What is expected: Copy out lines with the word "title" from the material that follows.

[Start of Exercise data]

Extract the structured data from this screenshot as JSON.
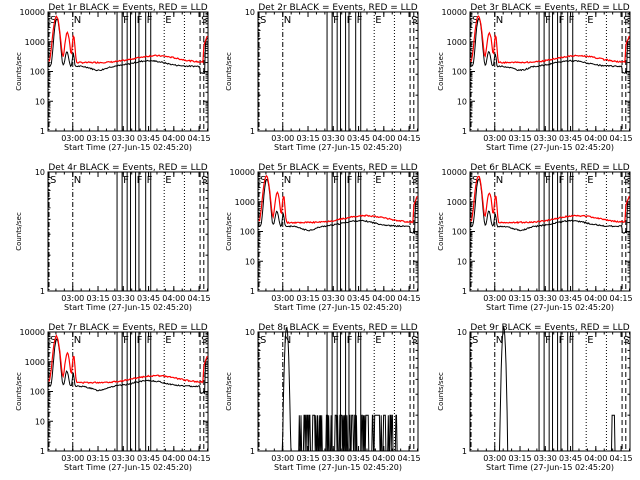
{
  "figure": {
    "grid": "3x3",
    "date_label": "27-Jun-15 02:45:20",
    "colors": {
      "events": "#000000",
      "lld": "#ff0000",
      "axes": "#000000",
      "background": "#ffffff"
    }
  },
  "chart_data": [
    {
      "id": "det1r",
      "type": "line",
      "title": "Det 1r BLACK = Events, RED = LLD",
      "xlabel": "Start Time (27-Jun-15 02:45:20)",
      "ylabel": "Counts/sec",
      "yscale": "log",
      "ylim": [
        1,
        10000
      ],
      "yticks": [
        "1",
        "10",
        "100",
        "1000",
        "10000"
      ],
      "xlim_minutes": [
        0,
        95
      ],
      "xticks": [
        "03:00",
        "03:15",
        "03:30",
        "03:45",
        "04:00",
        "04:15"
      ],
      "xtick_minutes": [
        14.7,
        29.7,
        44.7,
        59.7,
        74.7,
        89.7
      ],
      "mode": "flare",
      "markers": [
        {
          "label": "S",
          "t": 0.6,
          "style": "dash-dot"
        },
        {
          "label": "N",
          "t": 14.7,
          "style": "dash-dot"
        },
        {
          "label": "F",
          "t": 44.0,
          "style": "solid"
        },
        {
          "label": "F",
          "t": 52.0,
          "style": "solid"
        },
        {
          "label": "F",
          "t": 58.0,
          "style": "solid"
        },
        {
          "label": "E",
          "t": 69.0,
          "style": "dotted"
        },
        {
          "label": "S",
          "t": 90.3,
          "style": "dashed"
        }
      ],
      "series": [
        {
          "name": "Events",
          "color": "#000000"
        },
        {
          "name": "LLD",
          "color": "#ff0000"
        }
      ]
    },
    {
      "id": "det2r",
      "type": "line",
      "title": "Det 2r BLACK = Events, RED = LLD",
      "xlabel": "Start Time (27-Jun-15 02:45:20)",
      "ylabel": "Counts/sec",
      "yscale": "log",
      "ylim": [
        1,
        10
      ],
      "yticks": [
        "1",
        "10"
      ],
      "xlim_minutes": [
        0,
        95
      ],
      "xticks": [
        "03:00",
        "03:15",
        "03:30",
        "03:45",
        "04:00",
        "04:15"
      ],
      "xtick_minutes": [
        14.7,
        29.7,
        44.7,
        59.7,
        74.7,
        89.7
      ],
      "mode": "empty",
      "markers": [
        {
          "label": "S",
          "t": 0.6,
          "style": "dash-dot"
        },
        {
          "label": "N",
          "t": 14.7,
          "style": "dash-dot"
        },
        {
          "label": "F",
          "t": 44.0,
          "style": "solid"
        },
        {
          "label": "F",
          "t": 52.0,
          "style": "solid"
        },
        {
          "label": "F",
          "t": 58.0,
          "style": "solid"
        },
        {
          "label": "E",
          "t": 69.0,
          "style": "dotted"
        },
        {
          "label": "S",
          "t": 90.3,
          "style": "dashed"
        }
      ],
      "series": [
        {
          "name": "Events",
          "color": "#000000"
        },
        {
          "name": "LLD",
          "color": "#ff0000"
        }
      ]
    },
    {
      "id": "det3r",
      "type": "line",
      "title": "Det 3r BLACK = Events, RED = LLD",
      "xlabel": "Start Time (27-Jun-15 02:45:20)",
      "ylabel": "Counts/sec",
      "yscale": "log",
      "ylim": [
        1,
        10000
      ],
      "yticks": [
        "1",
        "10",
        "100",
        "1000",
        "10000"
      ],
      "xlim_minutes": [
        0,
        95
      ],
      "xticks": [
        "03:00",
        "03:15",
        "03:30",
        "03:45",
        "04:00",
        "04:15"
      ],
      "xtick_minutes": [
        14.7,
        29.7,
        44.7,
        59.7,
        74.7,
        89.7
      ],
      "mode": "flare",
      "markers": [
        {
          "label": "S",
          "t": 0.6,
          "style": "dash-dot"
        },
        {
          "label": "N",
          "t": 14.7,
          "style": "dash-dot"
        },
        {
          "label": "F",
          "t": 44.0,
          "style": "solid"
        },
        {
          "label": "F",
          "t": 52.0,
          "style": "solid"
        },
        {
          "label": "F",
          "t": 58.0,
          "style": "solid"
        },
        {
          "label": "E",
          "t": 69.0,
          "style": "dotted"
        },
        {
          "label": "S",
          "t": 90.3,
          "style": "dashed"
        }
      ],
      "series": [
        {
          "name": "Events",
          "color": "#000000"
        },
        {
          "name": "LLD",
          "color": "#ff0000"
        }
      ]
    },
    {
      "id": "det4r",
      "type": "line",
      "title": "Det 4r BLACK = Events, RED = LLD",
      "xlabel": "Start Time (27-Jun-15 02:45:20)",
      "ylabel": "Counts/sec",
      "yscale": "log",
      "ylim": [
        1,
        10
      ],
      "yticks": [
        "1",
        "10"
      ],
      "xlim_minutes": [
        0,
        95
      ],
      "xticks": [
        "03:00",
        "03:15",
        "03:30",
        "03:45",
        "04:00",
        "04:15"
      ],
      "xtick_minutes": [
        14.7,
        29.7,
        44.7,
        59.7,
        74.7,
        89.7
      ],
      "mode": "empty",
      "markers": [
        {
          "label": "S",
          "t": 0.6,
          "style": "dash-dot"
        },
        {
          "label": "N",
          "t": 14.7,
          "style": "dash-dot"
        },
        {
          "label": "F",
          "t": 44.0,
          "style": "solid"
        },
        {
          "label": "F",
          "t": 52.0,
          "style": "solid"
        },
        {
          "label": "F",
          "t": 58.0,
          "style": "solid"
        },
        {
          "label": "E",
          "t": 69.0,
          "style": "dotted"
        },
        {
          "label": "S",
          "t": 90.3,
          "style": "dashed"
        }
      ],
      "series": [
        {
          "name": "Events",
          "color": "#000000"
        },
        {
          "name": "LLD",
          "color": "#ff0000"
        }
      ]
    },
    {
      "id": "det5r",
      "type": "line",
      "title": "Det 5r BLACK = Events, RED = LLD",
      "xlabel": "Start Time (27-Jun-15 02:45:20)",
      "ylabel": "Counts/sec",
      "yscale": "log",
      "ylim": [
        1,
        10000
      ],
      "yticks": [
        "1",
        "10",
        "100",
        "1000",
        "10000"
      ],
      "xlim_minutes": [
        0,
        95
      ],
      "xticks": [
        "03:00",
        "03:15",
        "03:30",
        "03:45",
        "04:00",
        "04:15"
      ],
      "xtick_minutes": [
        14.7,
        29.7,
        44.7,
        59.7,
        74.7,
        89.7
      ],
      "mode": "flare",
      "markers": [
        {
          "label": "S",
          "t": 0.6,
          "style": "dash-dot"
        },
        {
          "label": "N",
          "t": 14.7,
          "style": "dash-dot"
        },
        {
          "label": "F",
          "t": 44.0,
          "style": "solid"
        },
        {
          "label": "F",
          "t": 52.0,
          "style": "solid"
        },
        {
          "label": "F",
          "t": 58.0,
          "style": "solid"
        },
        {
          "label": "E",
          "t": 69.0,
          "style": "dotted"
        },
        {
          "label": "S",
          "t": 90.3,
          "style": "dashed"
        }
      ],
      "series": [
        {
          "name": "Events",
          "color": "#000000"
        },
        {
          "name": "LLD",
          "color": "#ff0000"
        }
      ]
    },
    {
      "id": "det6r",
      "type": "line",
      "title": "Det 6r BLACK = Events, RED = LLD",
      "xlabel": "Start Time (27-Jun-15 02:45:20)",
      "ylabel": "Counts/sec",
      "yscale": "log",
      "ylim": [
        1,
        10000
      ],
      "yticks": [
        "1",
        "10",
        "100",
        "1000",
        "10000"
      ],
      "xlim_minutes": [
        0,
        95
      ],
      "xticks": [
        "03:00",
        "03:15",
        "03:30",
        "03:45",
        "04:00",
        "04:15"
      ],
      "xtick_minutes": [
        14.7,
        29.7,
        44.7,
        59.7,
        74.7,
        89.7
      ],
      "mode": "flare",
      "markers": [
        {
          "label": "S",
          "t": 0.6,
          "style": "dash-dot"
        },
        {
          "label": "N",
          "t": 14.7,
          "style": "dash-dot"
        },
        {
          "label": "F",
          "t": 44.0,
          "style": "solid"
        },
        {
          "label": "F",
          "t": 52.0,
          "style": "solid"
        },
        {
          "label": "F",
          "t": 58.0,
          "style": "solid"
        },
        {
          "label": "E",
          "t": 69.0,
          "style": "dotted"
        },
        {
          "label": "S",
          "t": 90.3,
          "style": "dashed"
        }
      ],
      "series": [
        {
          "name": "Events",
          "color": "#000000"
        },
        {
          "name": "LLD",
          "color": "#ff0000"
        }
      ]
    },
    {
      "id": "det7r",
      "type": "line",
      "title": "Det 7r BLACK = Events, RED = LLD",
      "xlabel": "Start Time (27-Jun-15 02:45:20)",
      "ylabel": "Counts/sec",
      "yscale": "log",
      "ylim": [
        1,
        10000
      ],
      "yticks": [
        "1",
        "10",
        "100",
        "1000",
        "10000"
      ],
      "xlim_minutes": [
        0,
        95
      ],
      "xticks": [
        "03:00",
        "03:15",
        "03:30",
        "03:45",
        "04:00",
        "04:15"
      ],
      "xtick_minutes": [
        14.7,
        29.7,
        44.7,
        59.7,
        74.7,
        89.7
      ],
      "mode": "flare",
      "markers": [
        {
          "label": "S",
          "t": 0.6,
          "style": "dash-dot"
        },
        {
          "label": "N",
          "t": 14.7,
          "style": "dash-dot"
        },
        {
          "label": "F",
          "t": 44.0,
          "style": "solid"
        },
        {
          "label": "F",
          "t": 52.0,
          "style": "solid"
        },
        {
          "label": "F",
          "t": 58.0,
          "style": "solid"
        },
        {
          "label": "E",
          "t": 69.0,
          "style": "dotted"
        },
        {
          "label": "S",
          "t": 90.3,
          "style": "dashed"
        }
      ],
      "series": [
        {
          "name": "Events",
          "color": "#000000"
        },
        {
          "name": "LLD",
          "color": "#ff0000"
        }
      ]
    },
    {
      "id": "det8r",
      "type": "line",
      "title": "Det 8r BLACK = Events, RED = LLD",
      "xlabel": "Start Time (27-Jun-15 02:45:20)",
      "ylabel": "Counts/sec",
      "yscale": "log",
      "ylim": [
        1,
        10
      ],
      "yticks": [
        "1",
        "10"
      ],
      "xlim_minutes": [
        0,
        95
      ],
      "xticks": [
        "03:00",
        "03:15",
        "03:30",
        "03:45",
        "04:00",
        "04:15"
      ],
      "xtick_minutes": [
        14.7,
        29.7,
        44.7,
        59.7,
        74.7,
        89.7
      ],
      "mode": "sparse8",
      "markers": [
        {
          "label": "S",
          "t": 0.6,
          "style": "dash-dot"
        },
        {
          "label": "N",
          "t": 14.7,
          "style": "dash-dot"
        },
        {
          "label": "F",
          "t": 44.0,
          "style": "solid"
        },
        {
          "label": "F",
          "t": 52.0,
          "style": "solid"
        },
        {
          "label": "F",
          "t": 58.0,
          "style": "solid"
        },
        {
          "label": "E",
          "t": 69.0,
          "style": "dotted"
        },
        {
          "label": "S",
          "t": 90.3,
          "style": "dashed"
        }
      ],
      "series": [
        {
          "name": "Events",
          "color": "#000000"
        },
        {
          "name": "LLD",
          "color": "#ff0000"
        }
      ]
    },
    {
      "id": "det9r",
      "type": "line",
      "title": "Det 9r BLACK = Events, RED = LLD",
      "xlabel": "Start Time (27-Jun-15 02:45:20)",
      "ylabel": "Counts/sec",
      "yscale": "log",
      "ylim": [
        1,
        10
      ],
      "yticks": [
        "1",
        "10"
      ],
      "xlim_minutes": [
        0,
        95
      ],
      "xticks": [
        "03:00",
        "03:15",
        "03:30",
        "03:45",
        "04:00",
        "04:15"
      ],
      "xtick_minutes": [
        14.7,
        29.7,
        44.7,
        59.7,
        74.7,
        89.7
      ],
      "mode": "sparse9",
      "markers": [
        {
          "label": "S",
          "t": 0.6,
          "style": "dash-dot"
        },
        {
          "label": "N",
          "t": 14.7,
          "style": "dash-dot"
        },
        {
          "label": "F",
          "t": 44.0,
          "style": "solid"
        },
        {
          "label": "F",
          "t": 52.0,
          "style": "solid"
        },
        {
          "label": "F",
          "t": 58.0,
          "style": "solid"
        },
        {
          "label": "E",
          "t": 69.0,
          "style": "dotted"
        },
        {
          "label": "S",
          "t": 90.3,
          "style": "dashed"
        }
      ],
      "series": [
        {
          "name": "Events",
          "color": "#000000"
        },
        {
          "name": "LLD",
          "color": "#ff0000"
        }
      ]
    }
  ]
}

[End of Exercise data]

In response:
      "title": "Det 1r BLACK = Events, RED = LLD",
      "title": "Det 2r BLACK = Events, RED = LLD",
      "title": "Det 3r BLACK = Events, RED = LLD",
      "title": "Det 4r BLACK = Events, RED = LLD",
      "title": "Det 5r BLACK = Events, RED = LLD",
      "title": "Det 6r BLACK = Events, RED = LLD",
      "title": "Det 7r BLACK = Events, RED = LLD",
      "title": "Det 8r BLACK = Events, RED = LLD",
      "title": "Det 9r BLACK = Events, RED = LLD",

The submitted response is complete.